_Objective_
Filter the records below down to lines containing "продолжительности".

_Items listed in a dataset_
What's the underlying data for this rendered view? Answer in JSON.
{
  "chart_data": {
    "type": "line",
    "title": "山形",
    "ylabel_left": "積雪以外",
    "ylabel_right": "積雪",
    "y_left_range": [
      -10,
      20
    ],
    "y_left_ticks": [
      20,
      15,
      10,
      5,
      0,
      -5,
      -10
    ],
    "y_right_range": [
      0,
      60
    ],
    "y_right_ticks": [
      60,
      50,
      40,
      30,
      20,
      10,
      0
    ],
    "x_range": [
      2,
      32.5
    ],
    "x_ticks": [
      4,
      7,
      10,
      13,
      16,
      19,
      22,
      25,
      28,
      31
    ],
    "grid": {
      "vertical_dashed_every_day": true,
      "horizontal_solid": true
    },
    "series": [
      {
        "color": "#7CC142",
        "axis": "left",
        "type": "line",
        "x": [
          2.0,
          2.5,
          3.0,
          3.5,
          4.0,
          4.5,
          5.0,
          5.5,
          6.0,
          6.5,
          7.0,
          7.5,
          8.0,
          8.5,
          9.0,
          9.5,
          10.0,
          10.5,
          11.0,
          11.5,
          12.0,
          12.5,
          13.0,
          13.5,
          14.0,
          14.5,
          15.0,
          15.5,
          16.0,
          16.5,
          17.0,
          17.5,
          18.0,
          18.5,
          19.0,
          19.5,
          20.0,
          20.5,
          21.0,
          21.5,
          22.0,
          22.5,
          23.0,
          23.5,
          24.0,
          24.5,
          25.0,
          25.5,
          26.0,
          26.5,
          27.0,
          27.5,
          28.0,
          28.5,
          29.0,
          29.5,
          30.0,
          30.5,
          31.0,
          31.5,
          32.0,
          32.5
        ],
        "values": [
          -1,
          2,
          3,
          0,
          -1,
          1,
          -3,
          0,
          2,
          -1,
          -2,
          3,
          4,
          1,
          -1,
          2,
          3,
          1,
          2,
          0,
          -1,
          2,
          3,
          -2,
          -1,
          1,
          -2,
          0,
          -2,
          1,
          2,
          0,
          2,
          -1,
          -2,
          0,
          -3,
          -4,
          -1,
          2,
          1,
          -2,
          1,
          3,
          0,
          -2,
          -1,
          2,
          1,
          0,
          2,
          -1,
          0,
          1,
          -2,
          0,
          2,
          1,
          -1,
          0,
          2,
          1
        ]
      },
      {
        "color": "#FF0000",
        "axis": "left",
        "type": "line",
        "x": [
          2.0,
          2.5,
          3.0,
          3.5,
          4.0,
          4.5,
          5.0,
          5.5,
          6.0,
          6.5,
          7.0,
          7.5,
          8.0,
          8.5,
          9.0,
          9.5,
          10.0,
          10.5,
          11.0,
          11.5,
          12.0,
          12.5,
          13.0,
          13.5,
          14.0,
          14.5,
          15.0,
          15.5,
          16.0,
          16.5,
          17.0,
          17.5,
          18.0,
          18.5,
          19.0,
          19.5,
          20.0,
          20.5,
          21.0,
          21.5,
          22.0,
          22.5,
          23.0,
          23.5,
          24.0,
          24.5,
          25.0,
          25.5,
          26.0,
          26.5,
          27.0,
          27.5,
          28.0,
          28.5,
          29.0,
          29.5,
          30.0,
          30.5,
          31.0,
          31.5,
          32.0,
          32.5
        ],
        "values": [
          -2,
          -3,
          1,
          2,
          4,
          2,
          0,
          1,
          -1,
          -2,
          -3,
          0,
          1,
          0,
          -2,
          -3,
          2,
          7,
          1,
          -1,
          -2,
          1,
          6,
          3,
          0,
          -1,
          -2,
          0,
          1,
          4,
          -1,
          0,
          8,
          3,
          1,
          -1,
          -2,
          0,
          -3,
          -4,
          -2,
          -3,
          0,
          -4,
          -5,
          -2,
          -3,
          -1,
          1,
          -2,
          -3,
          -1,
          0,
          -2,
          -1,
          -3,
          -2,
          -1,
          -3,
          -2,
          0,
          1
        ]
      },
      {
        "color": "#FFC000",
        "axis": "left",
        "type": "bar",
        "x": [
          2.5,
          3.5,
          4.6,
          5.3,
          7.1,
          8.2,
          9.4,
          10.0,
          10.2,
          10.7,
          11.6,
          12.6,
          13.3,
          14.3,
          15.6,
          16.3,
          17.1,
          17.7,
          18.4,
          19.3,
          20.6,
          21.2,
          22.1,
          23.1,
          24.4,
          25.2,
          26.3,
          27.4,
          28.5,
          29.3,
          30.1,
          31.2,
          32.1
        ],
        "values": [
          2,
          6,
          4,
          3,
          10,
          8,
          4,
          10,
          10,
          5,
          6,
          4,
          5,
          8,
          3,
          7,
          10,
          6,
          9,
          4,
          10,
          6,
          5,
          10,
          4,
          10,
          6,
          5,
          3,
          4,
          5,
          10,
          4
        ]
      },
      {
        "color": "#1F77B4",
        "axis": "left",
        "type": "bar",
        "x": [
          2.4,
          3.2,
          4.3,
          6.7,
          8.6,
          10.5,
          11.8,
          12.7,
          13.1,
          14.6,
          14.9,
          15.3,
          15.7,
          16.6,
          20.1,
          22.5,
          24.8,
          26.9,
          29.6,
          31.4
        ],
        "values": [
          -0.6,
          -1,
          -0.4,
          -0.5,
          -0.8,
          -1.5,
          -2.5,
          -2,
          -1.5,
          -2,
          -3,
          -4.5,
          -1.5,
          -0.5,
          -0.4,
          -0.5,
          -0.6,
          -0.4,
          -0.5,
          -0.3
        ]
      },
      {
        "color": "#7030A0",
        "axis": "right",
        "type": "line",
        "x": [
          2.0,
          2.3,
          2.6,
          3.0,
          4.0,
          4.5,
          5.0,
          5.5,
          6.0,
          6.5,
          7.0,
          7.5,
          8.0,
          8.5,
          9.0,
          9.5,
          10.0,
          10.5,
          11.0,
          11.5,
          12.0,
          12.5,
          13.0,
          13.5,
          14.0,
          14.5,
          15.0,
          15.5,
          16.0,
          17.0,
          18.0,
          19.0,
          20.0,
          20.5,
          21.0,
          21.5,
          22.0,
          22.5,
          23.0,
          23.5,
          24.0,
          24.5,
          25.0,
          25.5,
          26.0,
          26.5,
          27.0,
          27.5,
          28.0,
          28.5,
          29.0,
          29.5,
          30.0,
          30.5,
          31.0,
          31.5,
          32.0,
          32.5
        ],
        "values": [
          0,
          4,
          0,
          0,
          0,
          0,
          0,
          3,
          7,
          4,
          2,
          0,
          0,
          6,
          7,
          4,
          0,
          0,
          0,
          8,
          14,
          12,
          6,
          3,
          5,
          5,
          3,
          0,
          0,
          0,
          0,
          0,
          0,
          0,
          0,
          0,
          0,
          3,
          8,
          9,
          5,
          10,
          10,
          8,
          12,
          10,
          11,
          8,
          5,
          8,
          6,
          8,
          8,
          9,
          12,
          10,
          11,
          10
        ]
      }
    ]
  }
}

...

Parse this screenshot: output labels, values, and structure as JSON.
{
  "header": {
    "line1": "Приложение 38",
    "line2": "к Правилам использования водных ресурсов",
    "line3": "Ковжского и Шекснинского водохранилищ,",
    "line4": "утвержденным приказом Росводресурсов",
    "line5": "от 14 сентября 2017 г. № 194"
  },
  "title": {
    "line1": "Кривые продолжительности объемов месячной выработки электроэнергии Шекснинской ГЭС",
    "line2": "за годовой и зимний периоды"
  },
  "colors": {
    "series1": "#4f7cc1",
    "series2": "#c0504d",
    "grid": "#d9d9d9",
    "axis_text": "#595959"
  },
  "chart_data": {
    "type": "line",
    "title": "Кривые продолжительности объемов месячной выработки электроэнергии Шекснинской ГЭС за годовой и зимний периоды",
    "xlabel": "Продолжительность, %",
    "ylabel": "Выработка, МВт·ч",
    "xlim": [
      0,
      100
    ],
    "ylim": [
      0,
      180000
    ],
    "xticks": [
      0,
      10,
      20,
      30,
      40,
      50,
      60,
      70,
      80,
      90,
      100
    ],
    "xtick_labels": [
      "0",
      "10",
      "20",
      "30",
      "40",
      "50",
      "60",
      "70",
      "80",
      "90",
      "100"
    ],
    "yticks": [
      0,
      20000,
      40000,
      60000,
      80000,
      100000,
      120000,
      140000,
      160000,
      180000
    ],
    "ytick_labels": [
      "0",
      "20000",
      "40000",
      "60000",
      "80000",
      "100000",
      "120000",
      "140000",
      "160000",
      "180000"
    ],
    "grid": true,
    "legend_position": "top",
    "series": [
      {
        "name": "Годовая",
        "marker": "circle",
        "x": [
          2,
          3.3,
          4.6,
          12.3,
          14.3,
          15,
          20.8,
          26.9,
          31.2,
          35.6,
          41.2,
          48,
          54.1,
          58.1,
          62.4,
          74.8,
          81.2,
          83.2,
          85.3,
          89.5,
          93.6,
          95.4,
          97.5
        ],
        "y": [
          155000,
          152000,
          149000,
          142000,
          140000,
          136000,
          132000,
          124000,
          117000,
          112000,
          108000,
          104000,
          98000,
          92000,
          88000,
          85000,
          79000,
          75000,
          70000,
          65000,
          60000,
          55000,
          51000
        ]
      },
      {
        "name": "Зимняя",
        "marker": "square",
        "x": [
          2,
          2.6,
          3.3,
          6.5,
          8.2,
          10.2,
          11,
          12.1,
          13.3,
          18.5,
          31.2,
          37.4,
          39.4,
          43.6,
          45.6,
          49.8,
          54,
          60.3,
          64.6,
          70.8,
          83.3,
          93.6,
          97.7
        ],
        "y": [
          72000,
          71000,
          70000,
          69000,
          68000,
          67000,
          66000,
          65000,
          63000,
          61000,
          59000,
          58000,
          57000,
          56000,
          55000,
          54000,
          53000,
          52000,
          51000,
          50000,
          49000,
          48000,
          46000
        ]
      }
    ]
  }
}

_Solution for this task_
    "line1": "Кривые продолжительности объемов месячной выработки электроэнергии Шекснинской ГЭС",
    "title": "Кривые продолжительности объемов месячной выработки электроэнергии Шекснинской ГЭС за годовой и зимний периоды",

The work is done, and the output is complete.